_Aim of the exercise_. Records follow. Pull out every line that contains "search".
=-=-=
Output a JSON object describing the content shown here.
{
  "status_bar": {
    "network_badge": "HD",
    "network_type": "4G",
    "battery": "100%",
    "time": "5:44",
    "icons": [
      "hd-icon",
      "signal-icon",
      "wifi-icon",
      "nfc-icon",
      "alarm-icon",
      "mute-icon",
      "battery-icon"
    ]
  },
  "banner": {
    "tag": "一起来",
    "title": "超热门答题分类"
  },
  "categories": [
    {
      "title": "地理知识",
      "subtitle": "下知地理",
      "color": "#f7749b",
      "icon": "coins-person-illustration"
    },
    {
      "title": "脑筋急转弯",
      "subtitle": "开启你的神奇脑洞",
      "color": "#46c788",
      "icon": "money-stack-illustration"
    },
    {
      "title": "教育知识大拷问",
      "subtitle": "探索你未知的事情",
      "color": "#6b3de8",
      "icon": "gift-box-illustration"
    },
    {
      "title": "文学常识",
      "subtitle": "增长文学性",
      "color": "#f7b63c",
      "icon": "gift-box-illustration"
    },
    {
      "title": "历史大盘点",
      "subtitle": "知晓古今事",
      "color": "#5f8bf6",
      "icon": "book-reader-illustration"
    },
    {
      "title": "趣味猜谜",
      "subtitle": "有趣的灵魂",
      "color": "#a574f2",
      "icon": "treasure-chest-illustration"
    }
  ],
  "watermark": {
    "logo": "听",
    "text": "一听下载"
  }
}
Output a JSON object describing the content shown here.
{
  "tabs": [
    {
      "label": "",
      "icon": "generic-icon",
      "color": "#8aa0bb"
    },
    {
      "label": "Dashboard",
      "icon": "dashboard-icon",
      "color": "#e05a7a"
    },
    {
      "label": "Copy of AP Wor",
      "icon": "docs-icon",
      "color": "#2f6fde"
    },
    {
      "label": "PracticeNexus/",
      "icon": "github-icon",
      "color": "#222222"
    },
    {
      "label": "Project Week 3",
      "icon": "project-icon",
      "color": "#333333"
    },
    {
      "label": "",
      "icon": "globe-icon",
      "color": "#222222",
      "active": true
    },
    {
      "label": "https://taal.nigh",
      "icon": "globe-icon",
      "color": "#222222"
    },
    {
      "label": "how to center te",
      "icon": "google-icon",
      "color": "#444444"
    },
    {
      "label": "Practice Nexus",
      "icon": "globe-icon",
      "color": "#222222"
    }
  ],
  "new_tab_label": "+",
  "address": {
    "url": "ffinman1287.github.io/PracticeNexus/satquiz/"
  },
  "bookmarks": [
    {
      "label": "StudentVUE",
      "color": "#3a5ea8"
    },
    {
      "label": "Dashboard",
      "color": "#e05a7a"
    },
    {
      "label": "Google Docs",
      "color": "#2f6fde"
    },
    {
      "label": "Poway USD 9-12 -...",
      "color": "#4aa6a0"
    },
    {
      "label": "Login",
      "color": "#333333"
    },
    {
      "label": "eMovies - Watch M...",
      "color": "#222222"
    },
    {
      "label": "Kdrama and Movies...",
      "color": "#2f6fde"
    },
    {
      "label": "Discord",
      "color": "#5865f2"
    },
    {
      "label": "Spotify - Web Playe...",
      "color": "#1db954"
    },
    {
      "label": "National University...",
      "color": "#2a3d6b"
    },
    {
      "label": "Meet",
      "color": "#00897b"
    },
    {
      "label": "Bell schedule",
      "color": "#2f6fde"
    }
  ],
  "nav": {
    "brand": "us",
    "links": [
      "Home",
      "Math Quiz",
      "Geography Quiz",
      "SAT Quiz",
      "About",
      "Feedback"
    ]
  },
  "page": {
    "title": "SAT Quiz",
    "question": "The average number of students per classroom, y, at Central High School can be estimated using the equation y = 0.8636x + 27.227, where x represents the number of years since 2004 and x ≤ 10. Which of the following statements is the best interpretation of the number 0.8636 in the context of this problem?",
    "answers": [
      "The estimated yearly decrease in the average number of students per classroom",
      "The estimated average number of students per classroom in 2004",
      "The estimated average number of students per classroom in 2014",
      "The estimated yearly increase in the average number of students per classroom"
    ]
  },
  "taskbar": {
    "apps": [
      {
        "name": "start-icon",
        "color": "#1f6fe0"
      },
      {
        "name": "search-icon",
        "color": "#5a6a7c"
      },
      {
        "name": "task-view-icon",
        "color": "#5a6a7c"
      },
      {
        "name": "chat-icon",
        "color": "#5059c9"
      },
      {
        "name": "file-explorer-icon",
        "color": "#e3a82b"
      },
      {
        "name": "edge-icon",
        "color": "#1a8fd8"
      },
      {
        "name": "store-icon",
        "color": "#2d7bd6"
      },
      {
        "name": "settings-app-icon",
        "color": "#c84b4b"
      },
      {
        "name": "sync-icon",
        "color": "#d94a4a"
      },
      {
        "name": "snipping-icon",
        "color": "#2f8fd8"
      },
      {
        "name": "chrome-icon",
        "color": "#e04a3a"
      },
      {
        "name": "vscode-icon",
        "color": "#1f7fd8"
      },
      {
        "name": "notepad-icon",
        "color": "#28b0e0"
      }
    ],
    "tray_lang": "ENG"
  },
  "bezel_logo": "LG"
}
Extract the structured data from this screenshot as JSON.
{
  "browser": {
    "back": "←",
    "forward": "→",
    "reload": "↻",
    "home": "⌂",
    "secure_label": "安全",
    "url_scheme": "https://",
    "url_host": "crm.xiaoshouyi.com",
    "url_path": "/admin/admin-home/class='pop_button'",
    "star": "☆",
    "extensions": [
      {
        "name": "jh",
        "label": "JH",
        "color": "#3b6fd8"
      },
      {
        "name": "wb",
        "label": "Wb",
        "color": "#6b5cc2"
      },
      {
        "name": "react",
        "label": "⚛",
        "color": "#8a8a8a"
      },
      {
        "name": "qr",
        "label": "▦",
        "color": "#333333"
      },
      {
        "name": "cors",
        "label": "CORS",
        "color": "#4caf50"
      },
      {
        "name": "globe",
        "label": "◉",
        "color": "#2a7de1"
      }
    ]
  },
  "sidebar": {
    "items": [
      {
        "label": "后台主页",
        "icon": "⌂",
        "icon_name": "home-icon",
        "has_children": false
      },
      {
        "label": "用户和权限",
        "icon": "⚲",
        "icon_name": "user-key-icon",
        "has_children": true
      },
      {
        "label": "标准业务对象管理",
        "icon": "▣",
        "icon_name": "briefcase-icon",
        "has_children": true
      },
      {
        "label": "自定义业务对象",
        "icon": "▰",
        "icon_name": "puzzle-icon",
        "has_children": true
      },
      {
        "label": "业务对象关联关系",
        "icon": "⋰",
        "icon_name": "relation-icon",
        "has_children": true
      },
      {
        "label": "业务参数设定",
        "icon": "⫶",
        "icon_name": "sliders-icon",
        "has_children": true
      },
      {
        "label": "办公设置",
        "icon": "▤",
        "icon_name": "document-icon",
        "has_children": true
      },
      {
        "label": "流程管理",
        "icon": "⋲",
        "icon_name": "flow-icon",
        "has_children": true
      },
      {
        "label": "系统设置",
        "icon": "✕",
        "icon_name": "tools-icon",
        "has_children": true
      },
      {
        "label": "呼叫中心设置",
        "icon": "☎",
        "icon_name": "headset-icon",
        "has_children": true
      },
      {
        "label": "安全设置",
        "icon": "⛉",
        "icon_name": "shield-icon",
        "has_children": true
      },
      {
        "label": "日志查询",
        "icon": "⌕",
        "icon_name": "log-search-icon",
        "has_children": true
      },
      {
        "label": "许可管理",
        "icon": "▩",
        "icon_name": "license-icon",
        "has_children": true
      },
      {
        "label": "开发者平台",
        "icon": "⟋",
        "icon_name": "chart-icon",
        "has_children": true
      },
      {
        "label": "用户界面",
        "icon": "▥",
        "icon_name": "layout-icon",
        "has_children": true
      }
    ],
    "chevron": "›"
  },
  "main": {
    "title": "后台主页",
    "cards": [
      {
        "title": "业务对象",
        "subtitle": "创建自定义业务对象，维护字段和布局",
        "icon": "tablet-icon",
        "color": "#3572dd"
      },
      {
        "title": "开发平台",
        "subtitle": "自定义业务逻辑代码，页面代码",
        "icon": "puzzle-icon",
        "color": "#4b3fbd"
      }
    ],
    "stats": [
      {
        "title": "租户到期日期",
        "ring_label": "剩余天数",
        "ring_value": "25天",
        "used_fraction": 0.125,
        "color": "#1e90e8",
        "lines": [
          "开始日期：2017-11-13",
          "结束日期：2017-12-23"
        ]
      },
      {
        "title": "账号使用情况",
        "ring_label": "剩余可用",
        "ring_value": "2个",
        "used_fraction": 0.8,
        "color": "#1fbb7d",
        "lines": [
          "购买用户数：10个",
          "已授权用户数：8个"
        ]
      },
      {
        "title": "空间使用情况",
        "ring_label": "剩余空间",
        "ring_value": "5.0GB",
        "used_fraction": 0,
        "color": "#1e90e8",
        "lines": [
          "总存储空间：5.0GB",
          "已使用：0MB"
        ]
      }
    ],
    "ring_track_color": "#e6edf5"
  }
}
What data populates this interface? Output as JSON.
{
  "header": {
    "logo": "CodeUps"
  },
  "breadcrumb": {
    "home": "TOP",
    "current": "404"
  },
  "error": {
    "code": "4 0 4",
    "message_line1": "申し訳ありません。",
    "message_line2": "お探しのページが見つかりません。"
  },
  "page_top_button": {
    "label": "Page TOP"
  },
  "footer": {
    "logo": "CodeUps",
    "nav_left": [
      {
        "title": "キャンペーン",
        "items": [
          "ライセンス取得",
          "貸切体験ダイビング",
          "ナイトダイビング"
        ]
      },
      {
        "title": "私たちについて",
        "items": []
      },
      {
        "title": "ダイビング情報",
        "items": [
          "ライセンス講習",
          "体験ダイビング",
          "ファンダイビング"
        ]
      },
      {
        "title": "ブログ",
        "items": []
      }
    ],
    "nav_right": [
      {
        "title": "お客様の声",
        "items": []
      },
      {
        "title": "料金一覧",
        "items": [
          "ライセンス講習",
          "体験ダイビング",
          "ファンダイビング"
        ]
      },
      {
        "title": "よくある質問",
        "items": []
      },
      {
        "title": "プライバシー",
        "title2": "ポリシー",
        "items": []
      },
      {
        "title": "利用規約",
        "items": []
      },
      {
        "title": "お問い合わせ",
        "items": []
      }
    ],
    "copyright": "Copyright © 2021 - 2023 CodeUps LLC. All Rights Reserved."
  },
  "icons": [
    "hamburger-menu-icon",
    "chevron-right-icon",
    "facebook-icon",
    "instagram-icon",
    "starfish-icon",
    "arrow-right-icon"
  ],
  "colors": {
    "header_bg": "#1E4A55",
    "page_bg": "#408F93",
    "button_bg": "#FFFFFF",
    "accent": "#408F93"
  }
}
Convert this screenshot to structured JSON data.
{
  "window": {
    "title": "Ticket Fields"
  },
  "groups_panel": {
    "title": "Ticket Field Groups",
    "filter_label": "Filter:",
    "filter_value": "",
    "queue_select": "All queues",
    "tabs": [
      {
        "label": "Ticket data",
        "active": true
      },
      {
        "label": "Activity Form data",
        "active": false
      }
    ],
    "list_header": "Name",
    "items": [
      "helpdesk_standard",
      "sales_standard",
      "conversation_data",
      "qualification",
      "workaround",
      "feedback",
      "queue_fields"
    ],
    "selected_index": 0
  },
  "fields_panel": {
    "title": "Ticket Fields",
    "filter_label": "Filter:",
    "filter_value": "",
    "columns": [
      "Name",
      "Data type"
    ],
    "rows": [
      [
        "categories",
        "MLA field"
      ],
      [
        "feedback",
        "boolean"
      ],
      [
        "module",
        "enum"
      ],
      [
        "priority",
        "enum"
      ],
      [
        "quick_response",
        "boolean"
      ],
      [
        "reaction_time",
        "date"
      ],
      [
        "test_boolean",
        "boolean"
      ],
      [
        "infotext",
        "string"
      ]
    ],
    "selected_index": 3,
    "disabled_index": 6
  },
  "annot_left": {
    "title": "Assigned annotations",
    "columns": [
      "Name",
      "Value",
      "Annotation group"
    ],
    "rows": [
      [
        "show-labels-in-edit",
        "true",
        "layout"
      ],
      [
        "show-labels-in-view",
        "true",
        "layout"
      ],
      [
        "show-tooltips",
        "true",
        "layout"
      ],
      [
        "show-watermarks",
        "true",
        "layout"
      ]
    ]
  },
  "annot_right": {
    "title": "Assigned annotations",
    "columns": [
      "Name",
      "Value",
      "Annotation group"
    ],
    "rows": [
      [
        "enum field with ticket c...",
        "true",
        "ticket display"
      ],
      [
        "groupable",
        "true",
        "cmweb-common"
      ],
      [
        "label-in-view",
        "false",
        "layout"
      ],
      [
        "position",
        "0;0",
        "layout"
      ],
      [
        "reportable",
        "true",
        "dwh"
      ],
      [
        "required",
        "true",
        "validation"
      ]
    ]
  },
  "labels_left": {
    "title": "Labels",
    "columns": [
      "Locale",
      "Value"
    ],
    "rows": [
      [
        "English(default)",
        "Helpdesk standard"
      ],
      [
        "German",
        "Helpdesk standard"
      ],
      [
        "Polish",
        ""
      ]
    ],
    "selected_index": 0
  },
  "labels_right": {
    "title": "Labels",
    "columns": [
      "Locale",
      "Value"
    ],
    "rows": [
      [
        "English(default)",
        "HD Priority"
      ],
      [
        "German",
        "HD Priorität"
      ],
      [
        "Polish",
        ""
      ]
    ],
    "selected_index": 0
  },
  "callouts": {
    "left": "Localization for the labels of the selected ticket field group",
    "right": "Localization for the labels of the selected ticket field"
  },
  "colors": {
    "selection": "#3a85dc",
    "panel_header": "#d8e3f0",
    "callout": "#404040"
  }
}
=-=-=
_Answer to this exercise_.
        "name": "search-icon",
        "icon_name": "log-search-icon",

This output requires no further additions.